**Set problem:** Tally every line featuring "Hospicjum", then give that tally alone.
-- Start of Provided data --
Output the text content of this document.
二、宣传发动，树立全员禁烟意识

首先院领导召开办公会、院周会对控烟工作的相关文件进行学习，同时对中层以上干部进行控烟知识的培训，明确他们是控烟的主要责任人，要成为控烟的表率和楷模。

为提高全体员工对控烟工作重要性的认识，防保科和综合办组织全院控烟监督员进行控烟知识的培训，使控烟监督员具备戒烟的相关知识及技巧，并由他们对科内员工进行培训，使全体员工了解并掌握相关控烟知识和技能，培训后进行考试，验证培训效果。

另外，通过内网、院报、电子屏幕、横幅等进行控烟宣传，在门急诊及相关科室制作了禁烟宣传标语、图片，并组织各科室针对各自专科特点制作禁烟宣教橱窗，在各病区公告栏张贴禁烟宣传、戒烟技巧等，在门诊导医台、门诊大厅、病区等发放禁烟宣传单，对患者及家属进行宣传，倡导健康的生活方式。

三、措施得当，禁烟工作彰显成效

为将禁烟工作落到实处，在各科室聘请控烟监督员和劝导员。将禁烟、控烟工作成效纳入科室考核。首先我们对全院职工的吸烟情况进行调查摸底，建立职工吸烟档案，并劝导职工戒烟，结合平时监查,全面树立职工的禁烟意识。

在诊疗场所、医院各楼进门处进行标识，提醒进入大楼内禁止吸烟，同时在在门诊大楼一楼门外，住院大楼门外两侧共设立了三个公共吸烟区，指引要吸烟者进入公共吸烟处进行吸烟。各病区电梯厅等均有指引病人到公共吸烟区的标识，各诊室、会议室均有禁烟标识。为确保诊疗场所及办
-- End of Provided data --
-- Start of Provided data --
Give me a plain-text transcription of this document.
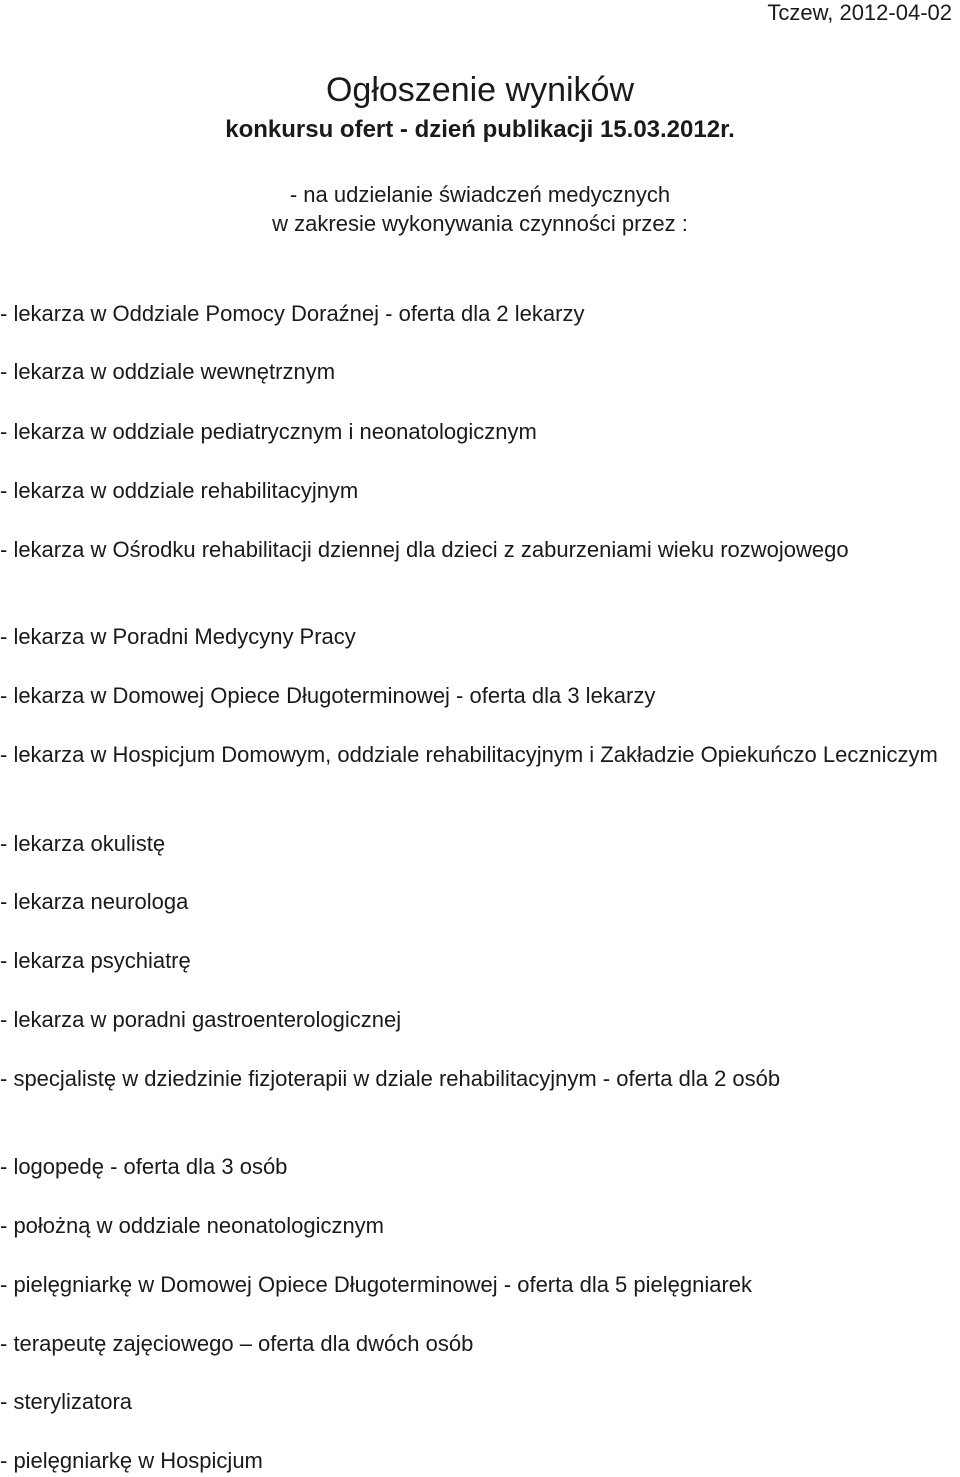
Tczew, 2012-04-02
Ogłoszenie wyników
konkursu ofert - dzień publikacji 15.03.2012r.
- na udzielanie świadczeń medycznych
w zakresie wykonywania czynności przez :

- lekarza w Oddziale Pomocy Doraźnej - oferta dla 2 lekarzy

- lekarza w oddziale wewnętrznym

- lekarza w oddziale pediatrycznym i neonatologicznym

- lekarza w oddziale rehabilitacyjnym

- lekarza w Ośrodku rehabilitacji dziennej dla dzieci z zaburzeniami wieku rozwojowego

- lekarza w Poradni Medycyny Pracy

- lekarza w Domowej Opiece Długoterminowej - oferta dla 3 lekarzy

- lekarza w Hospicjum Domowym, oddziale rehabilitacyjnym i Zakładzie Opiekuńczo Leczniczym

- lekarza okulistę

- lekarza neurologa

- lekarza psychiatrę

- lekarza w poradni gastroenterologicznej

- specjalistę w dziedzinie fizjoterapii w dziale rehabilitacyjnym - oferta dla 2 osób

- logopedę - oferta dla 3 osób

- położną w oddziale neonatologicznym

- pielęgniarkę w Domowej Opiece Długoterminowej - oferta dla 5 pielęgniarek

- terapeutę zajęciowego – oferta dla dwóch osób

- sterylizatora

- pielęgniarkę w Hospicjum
-- End of Provided data --
**Result for this exercise:** 2